begin
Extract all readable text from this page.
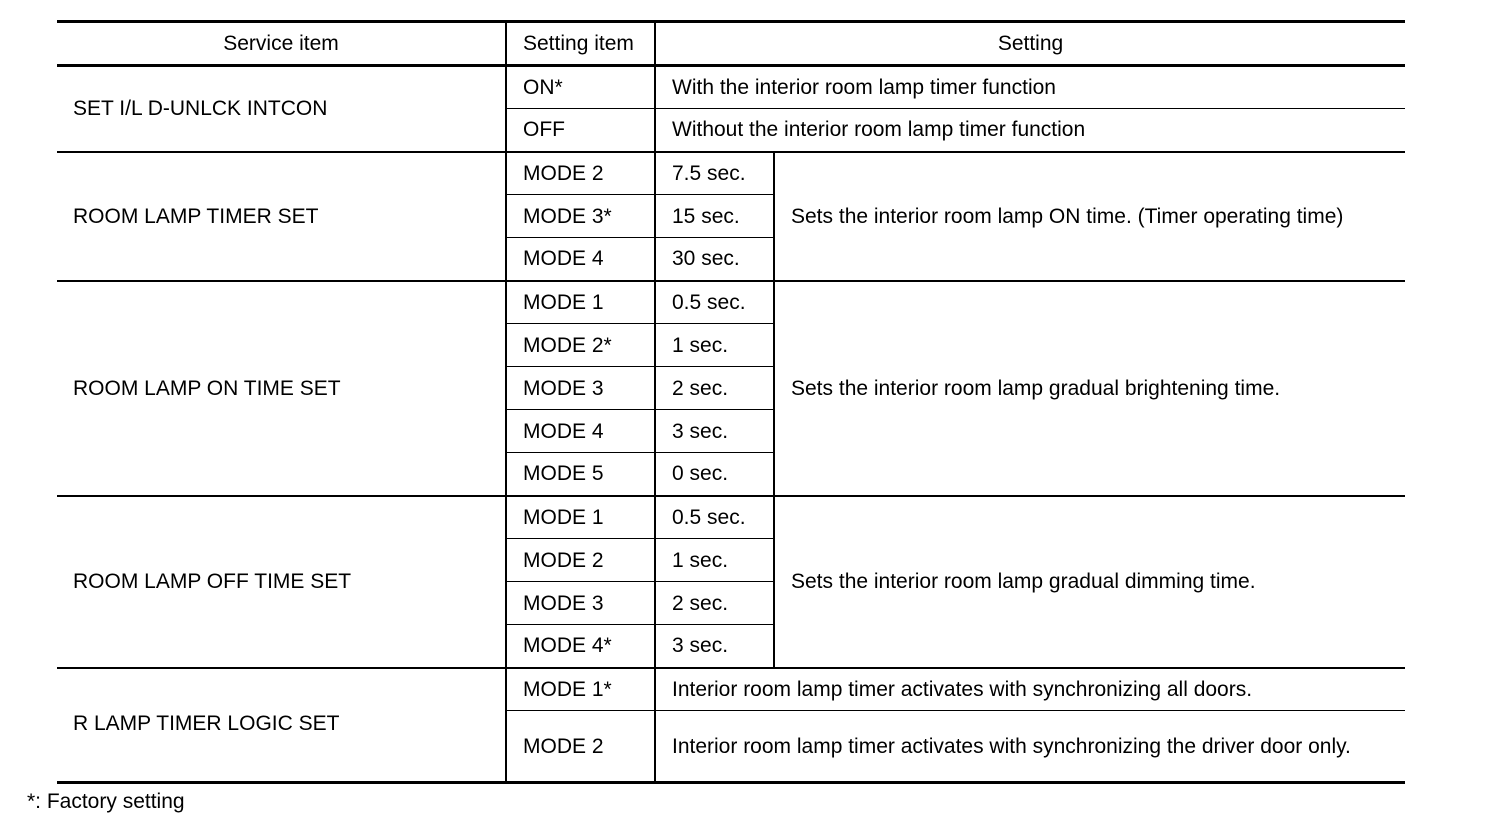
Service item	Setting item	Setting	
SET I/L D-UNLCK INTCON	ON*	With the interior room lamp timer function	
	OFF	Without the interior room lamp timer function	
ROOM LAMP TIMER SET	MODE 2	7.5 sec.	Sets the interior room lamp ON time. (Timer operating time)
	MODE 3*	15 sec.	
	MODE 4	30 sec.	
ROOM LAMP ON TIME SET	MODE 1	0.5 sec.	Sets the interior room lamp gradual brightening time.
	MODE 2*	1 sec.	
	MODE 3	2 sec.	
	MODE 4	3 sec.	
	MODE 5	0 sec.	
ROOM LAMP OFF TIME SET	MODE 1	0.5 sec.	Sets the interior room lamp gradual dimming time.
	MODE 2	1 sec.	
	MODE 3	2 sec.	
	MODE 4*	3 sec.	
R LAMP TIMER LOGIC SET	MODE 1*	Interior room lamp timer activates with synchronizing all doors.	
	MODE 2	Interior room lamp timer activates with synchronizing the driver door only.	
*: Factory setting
end
begin
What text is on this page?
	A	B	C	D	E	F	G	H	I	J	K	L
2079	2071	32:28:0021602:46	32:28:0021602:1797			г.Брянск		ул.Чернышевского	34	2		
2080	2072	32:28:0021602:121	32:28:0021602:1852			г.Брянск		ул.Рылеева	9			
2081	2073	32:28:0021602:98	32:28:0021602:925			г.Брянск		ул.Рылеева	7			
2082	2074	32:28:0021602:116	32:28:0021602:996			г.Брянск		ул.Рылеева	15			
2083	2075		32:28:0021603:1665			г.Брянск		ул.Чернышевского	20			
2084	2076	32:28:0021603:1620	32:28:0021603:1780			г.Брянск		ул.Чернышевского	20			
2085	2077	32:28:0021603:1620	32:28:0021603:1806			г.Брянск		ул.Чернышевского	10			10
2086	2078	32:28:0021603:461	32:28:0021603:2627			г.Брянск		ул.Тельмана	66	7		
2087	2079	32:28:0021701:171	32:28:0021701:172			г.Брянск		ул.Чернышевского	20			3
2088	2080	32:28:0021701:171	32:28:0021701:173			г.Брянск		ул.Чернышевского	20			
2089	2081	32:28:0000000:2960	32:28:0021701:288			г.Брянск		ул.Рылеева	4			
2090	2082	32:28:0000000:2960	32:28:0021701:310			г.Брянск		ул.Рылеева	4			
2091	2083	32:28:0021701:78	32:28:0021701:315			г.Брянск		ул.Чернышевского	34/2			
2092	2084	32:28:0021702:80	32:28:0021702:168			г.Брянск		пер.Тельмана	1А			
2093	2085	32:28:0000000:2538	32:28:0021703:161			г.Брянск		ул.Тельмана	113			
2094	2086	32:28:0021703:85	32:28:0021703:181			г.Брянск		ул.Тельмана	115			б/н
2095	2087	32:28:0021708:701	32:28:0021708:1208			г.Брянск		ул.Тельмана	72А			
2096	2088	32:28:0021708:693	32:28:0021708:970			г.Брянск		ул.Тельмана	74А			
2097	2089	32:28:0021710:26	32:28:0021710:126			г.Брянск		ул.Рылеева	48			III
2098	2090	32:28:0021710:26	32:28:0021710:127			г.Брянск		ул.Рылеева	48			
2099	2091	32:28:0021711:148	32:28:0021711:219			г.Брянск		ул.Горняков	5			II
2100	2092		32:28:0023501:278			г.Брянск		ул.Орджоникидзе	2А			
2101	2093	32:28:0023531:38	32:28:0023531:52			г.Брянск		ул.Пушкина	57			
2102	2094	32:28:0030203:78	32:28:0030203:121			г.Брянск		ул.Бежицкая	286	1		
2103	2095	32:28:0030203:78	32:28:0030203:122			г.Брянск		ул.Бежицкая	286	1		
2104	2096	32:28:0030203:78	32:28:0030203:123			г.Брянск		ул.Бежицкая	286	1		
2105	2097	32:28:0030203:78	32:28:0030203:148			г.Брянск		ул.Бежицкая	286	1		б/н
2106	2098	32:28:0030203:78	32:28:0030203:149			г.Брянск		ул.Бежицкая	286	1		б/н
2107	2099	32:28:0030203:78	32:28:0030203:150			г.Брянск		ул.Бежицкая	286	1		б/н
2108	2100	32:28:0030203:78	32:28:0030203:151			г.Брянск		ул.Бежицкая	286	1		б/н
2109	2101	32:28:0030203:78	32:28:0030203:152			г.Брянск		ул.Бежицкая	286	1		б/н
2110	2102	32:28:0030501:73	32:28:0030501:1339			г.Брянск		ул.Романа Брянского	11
end
* [Brief]
Out of the material above, select every line that holds the string "this".

* [Task answer]
Extract all readable text from this page.
What text is on this page?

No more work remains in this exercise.